That is the space I want PlaceSense to help fill, working with others who share the belief that places can, and should, thrive. This is not a task for one organisation alone, but this is how I want to play a part.
If we are to turn vision into delivery, we need to work across three key divides that hold places back.
Policy and delivery
Strategies and policies give direction, but it do not deliver by themselves. All too often, the people who write policy and the people who make it happen are separated by layers of process, funding rules, and institutional culture. The result is a “valley of death” where good ideas falter because no one is responsible for carrying them across the gap.
Bridging that space is about more than governance or reporting. It means having people who can translate intentions into actions, who understand both the pressures of the frontline and the priorities of the centre, and who are trusted by both.
Where those connections are made, delivery becomes less about compliance and more about shared purpose. That is when strategies start to create real change rather than just more paper.

******************************

TASK DIRECTIONS
Carry on the piece about the three divides that hold places back, starting right after its last sentence.

RECORDS PROVIDED
******************************

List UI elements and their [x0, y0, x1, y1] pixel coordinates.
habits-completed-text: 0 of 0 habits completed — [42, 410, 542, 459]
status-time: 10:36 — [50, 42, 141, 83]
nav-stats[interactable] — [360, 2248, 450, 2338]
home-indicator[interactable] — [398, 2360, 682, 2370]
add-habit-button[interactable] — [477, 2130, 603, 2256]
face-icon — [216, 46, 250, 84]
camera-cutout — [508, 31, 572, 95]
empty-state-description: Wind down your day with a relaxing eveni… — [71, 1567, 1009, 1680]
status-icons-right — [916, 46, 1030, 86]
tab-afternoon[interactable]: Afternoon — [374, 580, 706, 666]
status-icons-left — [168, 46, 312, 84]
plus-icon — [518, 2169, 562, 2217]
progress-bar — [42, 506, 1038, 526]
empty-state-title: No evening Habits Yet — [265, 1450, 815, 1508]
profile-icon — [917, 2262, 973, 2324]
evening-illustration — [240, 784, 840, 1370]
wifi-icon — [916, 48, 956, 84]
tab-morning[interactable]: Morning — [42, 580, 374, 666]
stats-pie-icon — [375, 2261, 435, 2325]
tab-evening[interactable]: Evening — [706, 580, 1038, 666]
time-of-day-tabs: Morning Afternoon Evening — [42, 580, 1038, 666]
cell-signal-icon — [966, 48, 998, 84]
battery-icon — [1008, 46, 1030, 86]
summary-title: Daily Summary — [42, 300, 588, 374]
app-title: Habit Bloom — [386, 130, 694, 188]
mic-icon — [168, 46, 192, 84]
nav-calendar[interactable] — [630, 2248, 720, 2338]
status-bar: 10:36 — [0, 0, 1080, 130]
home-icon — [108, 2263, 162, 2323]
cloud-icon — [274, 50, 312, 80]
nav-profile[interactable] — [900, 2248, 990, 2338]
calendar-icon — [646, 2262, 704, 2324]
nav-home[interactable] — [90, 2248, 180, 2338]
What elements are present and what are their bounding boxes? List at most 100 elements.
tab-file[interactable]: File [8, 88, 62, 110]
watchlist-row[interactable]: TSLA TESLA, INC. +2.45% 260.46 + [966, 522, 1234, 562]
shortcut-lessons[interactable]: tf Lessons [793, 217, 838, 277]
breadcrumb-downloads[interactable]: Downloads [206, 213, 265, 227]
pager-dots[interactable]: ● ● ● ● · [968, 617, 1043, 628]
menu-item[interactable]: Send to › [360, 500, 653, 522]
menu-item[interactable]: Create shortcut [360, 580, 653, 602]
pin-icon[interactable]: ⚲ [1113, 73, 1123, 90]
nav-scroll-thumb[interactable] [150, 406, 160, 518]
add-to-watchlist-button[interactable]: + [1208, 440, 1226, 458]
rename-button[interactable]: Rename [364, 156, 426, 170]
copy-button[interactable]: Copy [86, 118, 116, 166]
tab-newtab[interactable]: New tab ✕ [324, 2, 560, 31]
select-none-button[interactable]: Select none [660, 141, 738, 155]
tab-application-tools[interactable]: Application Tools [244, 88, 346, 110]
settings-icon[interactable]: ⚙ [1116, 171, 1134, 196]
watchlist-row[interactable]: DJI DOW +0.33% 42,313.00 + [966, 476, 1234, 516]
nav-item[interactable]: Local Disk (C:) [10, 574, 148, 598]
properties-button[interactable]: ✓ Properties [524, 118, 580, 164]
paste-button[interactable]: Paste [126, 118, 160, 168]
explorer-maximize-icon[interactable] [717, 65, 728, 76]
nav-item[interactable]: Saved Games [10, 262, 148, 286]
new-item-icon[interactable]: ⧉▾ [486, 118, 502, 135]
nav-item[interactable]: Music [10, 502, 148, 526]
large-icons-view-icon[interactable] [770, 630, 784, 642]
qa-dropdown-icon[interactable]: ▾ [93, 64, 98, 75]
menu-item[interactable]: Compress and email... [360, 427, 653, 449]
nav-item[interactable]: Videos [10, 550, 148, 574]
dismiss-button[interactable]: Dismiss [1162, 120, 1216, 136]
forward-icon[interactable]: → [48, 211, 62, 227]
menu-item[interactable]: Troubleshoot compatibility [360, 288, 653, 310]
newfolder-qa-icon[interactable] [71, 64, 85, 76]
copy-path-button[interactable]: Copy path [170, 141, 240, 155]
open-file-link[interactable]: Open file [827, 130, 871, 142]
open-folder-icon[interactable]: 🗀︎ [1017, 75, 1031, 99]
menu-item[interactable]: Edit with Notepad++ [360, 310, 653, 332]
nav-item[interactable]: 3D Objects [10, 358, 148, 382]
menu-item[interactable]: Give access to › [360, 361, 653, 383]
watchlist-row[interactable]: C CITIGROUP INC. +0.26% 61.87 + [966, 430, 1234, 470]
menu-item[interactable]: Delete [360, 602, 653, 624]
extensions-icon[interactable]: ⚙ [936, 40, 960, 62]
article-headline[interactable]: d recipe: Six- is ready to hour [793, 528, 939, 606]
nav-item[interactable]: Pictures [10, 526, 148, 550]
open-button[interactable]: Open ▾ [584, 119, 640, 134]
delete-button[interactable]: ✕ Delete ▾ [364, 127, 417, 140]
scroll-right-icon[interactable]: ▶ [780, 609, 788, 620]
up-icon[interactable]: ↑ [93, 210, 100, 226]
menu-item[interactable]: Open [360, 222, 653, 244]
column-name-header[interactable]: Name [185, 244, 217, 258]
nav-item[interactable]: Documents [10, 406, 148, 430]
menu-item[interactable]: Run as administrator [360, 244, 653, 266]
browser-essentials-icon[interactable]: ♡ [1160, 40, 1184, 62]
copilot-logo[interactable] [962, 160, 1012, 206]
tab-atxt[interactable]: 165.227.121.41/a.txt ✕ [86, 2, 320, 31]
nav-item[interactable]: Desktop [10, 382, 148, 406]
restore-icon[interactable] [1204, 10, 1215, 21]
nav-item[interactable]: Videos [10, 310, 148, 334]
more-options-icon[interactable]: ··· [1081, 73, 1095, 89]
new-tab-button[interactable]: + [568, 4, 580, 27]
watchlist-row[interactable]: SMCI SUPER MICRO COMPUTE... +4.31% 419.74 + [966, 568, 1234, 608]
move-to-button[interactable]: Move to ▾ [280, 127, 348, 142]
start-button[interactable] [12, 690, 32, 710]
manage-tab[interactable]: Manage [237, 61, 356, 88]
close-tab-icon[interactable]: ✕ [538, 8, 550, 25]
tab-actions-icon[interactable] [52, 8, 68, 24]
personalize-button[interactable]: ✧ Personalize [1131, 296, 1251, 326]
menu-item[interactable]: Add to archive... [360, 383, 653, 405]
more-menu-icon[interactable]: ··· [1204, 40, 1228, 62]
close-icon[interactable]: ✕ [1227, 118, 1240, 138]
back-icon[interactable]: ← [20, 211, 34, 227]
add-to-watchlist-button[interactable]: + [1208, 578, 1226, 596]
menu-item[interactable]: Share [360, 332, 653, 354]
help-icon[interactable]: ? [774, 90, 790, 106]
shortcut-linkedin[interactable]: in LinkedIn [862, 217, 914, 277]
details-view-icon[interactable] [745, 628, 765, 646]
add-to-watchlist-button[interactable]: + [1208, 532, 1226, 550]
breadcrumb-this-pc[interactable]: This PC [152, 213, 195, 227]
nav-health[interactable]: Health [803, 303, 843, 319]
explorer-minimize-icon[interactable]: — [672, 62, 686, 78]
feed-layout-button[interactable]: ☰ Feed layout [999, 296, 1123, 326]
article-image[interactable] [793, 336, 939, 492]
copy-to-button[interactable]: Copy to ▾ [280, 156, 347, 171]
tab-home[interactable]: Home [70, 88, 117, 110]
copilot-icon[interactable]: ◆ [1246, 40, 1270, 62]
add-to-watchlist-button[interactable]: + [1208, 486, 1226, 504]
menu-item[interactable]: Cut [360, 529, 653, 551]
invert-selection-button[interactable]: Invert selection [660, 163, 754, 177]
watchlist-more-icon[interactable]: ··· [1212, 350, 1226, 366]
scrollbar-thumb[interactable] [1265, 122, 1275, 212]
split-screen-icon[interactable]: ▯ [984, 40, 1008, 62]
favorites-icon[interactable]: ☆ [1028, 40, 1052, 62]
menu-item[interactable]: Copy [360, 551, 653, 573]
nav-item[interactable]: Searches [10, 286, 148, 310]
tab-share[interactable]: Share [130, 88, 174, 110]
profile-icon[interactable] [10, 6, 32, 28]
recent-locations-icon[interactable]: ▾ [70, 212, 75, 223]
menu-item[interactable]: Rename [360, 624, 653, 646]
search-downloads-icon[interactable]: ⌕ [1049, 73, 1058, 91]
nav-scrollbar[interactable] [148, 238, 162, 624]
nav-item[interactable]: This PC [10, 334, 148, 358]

******************************

TASK OUTPUT
Public and private
No single sector can make a place thrive. The public sector provides vision, purpose, and accountability; the private sector brings investment, innovation and pace. Yet their conversations often take place in parallel rather than together.
Real progress happens when both sides recognise what they need from one another and start to work to a shared story. That means aligning incentives, but it also means building trust and creating relationships where challenge is constructive and success is shared.
I have seen first-hand how powerful those partnerships can be when they are built on honesty and respect, rather than procurement and performance management. The language of return on investment and the language of social value do not have to compete. They can reinforce one another when guided by a clear understanding of what success looks like for a place and the people who live there.
Local and national
Local ambition relies on national frameworks, and national policy relies on local delivery. I have worked a lot of my career and this intersection and seen these layers work in isolation, or even at cross purposes.
The best results come when the national understands the local, and the local can shape the national. This feedback loop rarely happens by accident; it needs people who can see both horizons and make the connections between them.
As devolution gathers pace, and new tiers are introduced, we will need many more of those connectors. People who can link policy with practice and bring coherence to systems that are still evolving.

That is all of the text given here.